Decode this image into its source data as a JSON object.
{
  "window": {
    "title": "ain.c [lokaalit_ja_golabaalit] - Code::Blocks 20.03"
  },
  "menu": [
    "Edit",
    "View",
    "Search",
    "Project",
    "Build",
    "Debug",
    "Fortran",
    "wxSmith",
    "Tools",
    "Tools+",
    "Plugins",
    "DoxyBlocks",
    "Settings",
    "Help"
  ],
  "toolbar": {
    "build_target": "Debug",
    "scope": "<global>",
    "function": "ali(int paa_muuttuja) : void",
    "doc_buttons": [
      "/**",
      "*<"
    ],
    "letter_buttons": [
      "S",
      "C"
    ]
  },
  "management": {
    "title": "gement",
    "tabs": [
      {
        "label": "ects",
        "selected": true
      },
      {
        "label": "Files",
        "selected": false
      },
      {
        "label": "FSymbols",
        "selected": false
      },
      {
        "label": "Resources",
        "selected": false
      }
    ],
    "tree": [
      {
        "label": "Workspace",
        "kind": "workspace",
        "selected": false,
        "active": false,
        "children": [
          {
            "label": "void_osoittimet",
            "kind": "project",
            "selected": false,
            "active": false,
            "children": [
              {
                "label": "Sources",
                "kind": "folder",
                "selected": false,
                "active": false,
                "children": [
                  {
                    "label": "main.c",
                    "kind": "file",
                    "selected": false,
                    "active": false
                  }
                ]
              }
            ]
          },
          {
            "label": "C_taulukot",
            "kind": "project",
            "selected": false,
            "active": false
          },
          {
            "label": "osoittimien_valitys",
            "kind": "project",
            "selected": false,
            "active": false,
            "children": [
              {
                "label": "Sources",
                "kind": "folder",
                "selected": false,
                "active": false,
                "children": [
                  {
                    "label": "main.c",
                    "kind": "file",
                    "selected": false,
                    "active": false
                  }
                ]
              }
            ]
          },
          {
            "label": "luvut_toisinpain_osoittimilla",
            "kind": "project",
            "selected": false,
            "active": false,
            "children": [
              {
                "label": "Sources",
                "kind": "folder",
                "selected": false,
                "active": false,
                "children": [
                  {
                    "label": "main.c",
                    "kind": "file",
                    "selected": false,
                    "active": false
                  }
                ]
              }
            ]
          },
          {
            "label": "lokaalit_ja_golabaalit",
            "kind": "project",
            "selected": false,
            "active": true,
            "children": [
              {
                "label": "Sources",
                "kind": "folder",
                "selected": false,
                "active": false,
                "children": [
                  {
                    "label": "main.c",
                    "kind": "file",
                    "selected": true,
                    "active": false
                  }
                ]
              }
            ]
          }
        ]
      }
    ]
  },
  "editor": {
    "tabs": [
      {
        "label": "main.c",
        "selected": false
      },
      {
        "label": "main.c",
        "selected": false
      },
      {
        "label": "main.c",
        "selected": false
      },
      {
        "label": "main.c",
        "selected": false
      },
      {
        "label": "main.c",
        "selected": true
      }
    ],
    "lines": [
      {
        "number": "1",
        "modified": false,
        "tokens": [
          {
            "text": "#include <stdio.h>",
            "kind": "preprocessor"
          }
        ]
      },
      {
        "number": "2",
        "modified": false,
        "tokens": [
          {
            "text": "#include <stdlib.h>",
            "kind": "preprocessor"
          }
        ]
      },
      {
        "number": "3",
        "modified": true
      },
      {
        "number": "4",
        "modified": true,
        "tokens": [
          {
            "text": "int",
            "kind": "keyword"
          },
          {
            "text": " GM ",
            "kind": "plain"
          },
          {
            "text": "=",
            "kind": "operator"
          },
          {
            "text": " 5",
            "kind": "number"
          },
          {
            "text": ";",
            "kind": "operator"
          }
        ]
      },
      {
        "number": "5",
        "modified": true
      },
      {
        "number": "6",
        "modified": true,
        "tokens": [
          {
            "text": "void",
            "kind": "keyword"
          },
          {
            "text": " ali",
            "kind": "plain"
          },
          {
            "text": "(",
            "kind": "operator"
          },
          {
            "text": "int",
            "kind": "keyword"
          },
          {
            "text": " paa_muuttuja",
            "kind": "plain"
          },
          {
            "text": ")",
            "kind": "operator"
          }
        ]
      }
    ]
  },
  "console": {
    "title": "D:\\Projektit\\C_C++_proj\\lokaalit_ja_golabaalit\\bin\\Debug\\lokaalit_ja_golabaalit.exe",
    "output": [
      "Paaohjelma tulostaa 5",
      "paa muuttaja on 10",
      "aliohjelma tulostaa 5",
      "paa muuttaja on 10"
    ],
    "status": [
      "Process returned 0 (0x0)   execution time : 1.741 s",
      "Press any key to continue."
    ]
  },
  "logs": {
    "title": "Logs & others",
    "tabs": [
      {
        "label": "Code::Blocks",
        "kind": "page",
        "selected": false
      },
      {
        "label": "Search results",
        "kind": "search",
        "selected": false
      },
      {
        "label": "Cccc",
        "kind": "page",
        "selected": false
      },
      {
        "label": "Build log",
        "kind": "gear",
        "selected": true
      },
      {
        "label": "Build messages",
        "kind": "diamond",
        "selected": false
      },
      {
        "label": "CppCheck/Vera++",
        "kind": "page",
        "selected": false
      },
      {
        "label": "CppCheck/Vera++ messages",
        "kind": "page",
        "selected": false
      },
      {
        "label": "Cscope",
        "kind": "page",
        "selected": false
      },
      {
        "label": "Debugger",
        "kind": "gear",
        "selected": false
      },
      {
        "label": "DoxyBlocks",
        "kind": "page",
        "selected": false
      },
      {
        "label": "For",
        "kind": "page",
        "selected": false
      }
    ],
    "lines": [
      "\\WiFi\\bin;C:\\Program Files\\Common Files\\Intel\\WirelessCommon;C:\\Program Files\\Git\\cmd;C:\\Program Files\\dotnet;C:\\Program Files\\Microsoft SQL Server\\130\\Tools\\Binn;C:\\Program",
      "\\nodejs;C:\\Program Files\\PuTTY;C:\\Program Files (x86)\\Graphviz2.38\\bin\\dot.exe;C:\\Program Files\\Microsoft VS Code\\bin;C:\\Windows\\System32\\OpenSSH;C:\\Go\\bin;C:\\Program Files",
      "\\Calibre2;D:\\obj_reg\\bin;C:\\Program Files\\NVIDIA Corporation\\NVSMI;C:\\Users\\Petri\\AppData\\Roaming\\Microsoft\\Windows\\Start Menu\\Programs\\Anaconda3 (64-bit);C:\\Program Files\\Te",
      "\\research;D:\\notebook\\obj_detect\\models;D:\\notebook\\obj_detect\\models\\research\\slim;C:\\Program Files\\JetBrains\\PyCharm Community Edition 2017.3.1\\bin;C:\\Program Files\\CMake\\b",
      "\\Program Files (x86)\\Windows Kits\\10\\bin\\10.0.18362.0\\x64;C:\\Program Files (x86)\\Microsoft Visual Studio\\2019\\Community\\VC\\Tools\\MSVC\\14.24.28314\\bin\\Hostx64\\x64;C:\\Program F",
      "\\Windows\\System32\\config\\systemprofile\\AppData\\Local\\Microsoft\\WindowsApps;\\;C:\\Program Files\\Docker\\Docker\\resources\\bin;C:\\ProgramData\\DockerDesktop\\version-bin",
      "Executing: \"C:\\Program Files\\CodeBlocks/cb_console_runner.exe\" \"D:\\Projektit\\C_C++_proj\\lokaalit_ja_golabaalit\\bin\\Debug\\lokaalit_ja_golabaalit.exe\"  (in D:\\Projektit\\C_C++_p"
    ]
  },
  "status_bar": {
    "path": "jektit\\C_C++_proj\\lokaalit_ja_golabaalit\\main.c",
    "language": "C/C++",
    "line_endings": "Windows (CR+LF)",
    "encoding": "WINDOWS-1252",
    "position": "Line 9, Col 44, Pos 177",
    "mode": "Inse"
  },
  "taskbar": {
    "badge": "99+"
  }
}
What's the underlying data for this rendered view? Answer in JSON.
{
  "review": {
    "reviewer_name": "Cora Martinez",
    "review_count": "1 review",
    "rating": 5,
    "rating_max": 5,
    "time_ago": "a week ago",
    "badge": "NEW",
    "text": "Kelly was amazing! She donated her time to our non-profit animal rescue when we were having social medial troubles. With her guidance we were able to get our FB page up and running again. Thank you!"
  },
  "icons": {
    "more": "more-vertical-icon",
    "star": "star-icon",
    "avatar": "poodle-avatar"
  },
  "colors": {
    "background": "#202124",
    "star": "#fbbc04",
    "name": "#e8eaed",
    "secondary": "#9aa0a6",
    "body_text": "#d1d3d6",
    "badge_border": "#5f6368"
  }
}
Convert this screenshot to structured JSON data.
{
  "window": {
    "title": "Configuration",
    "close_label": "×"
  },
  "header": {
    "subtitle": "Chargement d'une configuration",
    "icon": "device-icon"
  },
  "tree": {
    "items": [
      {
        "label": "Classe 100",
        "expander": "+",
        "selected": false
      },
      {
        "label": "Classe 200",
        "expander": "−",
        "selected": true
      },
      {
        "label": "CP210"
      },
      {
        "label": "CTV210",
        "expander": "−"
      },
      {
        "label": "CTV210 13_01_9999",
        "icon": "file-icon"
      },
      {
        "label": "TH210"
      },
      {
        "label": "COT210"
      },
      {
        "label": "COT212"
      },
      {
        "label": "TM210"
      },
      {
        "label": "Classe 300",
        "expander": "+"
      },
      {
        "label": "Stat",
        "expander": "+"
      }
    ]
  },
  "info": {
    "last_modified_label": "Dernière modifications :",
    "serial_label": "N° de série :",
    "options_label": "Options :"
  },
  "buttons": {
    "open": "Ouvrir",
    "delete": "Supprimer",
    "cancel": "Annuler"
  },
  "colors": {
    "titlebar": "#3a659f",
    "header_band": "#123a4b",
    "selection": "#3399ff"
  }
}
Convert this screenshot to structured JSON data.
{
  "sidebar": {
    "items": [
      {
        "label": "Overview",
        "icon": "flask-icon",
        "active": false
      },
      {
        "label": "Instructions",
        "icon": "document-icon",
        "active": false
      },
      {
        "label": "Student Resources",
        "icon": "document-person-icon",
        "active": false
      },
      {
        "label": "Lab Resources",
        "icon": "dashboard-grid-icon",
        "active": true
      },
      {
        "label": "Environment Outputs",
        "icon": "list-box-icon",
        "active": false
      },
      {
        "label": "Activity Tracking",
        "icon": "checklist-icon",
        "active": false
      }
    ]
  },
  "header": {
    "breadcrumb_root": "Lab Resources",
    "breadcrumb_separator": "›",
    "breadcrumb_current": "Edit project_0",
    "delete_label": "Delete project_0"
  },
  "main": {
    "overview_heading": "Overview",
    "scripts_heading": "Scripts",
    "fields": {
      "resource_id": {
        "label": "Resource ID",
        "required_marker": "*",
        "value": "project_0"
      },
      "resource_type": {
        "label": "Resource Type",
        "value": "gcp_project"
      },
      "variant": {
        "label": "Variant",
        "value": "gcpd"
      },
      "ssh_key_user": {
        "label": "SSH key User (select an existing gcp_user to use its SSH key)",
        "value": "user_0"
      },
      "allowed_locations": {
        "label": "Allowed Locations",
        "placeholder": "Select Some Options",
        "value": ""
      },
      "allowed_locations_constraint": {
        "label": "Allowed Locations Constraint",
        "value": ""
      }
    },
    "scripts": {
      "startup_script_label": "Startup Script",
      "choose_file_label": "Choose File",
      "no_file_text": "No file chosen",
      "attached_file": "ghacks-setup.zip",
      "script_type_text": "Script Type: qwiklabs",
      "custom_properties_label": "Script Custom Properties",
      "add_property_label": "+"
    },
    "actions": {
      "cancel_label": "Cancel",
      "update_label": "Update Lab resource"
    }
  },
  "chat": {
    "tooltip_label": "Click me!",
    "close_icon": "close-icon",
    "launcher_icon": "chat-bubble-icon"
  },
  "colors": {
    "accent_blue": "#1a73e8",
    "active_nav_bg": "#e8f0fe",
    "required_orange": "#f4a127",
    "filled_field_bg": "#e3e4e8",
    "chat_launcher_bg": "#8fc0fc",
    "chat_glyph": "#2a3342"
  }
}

YOUR TASK: In the lines above, locate the string "CppCheck". Copy every line where it occurs.

TASK OUTPUT:
        "label": "CppCheck/Vera++",
        "label": "CppCheck/Vera++ messages",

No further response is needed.